WHAT THE EXERCISE ASKS. Wherever a line holds the string "Sunthvson", copy that line.

RECORDS PROVIDED.
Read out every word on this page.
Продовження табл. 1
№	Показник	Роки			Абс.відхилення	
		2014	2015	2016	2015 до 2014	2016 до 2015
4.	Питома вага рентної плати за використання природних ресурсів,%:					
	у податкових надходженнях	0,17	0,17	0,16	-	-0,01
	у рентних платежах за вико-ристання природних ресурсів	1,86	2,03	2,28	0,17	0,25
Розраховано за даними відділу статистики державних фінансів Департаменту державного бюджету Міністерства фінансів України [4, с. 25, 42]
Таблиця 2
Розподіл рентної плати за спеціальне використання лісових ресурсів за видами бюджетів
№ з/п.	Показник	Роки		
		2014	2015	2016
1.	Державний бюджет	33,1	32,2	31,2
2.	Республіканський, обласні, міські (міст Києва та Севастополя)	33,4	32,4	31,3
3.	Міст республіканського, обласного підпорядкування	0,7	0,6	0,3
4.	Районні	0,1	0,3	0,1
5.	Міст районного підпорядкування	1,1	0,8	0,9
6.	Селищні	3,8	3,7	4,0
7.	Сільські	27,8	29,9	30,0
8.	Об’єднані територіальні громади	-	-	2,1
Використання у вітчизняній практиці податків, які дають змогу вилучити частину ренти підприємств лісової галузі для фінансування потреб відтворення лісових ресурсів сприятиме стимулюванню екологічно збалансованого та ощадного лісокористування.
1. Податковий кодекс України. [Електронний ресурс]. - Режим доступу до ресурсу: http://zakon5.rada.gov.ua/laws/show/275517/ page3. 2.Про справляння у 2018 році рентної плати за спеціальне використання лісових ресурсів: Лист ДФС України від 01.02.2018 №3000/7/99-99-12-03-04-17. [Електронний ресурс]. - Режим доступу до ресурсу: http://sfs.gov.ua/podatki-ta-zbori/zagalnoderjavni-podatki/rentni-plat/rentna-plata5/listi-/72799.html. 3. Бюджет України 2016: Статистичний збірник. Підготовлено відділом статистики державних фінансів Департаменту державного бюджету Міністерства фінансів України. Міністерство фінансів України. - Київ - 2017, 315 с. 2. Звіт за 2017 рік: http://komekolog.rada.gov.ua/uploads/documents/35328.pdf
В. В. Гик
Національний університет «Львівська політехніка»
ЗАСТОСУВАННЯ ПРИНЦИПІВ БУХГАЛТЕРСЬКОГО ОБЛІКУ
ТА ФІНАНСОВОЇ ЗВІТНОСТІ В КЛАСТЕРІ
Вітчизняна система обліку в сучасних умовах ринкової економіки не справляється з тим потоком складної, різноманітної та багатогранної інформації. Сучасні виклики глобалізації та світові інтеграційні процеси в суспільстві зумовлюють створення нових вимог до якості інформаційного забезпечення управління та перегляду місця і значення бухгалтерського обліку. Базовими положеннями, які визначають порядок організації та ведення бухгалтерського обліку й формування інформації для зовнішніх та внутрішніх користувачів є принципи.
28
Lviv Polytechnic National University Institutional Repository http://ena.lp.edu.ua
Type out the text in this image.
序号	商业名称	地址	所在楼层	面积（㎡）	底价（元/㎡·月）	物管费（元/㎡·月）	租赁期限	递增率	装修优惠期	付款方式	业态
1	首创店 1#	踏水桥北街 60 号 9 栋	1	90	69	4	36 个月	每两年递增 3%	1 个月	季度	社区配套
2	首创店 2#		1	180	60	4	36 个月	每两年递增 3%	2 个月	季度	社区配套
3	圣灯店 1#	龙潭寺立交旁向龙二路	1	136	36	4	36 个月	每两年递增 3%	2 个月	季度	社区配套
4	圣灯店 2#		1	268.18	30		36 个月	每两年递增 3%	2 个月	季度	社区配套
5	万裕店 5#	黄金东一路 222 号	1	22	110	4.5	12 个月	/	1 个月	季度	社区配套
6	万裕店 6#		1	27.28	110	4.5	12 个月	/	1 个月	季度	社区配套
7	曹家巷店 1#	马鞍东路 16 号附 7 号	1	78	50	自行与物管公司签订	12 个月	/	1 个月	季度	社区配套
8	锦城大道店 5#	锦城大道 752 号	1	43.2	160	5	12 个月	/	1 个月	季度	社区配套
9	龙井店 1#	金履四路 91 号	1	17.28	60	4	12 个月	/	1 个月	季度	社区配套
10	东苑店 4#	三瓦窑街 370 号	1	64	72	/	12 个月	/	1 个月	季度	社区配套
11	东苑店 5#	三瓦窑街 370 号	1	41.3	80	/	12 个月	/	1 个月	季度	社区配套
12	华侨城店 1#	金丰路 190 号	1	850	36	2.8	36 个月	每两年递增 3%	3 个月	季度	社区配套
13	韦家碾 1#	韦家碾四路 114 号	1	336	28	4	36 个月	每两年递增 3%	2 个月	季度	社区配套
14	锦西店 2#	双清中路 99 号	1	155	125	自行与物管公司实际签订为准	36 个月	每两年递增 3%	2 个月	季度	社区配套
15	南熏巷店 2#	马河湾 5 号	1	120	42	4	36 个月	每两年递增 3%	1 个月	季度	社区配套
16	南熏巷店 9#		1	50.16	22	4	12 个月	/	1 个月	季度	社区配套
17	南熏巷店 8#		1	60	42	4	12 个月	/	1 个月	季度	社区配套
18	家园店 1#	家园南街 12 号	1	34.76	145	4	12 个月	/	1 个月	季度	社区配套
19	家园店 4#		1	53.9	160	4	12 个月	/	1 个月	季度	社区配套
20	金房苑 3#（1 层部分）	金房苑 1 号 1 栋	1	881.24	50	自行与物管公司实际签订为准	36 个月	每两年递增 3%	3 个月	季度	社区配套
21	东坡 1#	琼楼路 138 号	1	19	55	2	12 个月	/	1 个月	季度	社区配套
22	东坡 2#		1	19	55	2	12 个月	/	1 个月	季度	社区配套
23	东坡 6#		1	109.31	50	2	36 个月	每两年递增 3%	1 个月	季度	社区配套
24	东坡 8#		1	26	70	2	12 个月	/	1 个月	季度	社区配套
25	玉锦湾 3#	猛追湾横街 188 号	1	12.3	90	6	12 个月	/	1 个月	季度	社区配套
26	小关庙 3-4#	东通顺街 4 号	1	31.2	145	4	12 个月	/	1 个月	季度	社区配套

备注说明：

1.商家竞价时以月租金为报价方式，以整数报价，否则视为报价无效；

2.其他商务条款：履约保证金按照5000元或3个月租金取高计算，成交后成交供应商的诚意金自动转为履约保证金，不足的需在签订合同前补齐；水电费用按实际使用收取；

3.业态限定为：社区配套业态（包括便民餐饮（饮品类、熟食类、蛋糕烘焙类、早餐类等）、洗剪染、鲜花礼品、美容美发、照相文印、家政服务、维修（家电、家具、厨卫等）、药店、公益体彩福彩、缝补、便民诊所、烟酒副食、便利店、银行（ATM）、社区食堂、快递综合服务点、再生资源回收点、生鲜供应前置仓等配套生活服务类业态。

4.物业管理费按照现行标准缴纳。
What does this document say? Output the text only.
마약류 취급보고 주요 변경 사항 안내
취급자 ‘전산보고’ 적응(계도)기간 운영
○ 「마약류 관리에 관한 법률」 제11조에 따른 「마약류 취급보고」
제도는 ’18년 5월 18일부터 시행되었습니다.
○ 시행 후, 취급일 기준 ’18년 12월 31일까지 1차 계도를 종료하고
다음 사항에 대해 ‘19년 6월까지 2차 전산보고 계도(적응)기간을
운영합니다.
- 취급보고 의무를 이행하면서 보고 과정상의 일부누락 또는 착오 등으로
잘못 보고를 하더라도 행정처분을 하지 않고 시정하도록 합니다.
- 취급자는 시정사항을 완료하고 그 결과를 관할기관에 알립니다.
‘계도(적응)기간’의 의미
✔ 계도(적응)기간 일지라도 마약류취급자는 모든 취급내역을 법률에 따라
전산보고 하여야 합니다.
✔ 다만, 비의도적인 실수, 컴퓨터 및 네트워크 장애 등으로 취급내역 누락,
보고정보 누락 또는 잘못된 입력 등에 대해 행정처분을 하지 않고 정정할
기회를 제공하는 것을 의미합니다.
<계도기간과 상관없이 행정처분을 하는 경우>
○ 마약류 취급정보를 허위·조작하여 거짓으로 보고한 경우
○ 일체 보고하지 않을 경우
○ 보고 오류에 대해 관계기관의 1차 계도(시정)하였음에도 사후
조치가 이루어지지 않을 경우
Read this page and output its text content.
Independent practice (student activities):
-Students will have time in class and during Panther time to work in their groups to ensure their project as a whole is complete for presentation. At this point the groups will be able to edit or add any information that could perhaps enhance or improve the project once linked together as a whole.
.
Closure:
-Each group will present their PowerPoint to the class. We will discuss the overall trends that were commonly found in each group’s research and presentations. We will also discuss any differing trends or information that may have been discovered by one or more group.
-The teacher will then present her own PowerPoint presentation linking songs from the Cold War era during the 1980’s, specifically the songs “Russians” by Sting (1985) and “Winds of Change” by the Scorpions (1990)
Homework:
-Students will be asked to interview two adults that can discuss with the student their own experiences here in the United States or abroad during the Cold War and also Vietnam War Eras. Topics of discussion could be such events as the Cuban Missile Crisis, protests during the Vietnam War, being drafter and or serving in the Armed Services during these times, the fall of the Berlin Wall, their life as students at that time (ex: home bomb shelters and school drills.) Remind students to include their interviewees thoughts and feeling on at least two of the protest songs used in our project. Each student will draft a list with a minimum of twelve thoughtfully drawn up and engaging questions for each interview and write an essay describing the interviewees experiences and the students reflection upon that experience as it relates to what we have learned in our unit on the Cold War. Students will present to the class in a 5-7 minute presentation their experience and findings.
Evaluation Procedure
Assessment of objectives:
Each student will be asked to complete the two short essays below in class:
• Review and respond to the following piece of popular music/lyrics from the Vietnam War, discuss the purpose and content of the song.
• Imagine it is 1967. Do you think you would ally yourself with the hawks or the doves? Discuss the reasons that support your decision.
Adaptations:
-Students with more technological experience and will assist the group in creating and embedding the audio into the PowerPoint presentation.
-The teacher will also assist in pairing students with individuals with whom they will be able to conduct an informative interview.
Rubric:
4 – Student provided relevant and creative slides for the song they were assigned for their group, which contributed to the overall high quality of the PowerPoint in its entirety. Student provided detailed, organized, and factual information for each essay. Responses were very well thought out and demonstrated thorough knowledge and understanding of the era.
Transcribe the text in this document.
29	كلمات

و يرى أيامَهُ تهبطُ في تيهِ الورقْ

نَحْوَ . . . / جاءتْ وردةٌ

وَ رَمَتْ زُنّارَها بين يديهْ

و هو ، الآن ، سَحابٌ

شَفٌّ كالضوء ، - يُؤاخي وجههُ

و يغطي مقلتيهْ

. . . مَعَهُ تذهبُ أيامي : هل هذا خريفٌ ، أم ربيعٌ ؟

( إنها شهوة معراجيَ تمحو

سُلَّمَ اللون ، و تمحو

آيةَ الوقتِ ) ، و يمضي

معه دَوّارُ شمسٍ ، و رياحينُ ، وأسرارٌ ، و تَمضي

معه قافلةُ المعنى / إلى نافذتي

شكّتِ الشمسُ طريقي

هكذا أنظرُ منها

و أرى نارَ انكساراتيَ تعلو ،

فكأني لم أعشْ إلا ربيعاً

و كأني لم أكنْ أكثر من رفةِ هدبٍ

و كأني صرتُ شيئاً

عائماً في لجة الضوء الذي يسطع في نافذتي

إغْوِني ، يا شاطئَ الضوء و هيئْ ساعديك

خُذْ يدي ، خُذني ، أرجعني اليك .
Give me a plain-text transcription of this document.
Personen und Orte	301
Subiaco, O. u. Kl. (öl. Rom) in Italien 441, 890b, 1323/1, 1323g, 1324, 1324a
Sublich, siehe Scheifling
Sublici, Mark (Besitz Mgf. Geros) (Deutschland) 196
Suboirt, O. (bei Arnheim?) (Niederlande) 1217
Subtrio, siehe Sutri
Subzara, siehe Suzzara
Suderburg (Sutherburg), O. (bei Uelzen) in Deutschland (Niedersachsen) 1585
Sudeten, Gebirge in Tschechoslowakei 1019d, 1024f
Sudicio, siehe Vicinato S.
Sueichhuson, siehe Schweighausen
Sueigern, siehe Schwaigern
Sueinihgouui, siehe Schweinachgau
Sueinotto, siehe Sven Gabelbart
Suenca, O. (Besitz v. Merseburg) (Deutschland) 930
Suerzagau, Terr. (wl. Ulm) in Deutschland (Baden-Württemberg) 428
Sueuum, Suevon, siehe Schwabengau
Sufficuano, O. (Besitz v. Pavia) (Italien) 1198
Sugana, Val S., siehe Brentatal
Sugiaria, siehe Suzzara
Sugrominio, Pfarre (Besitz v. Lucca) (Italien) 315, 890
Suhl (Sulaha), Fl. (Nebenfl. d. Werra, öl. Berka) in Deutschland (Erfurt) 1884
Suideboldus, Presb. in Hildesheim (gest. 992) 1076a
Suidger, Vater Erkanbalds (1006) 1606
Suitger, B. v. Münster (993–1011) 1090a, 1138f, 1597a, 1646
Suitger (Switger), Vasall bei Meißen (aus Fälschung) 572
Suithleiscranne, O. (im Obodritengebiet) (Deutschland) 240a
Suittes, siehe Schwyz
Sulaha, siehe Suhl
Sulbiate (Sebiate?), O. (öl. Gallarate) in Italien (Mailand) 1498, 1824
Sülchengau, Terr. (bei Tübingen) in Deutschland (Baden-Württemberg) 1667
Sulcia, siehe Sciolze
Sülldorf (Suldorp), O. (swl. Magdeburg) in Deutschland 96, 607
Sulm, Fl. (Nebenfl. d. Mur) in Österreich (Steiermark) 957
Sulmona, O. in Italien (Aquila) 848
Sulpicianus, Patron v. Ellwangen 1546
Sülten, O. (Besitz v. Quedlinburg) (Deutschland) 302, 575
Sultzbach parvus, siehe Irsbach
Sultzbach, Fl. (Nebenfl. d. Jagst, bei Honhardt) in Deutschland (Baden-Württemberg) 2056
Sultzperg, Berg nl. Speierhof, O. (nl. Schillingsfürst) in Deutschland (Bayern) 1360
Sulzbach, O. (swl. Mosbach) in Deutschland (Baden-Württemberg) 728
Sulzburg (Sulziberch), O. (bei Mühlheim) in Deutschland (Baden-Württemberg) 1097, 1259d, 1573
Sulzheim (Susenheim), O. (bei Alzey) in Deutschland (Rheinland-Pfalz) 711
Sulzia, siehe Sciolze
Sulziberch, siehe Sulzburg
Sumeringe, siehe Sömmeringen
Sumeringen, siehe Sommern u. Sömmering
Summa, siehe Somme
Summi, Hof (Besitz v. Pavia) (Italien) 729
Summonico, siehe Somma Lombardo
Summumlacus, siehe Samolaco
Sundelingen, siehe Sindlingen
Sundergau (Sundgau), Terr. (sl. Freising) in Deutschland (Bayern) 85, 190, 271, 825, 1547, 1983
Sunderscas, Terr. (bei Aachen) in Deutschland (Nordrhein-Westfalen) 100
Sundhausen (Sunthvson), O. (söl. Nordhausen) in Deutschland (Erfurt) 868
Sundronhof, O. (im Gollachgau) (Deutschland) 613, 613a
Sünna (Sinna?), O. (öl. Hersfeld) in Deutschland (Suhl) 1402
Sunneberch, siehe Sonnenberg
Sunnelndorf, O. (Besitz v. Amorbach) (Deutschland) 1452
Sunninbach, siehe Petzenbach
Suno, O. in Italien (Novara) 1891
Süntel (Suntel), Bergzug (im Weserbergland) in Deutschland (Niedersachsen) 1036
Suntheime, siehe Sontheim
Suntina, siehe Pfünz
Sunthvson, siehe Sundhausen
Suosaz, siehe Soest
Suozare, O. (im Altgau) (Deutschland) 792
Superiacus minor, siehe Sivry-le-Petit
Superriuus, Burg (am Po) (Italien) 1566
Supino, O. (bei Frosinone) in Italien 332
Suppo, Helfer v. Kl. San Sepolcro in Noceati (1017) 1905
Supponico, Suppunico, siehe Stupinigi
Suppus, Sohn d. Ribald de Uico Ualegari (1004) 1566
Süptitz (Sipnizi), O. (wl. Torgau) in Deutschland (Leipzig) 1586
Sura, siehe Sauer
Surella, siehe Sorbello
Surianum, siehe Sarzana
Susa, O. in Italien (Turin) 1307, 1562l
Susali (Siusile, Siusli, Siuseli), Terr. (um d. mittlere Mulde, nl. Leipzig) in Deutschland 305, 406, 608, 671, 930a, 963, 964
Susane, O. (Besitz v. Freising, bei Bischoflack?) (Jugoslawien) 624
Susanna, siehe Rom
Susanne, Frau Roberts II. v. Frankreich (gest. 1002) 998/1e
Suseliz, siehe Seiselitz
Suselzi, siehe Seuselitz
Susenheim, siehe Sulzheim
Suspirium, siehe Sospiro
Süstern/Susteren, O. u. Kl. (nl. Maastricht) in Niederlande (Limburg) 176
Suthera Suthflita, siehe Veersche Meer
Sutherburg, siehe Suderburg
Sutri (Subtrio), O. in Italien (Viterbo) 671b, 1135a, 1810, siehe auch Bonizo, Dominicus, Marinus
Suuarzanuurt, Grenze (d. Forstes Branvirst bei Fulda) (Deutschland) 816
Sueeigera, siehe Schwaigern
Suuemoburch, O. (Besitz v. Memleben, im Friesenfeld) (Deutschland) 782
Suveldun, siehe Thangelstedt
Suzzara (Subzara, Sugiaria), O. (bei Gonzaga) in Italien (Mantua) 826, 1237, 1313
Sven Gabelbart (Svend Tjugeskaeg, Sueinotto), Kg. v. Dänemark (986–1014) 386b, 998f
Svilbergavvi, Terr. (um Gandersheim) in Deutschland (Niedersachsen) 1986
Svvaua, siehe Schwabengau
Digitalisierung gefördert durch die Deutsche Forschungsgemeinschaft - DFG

COMPLETED TASK.
Sundhausen (Sunthvson), O. (söl. Nordhausen) in Deutschland (Erfurt) 868
Sunthvson, siehe Sundhausen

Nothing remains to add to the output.